[SHORT PROBLEM] Below are some records. Count the lines with "SUDAN" in them and give nothing but the total.

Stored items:
════════════════════
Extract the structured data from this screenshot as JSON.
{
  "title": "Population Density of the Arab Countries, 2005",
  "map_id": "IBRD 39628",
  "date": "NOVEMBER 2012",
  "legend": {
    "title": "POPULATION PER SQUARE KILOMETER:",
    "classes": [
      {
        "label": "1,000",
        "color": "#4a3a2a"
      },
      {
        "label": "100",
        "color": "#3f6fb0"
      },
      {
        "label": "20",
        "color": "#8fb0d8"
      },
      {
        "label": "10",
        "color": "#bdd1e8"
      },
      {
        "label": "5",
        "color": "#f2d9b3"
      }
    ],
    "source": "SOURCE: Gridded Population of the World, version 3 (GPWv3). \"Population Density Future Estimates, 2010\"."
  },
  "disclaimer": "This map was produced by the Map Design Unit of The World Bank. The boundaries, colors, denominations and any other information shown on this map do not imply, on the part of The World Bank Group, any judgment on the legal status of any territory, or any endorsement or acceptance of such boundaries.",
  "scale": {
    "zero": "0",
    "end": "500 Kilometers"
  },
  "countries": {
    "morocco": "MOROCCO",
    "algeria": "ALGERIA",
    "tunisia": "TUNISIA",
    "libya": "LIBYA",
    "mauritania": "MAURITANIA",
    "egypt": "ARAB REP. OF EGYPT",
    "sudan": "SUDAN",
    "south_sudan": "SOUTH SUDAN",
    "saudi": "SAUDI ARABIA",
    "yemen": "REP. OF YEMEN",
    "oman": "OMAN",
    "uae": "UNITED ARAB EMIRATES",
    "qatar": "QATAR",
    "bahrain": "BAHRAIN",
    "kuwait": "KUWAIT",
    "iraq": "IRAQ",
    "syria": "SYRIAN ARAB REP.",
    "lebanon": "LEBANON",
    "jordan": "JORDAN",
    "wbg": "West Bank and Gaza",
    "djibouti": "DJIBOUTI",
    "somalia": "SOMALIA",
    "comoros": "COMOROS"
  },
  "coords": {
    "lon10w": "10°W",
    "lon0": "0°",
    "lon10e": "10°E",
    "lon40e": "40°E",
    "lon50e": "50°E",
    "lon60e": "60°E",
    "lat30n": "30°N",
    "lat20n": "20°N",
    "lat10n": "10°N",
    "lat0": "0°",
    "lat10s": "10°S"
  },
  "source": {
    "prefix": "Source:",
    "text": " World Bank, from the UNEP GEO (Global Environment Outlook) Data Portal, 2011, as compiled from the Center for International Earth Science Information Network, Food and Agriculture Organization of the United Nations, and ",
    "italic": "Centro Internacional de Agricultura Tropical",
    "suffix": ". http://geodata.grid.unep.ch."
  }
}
════════════════════
[ANSWER TO THIS PROBLEM] 2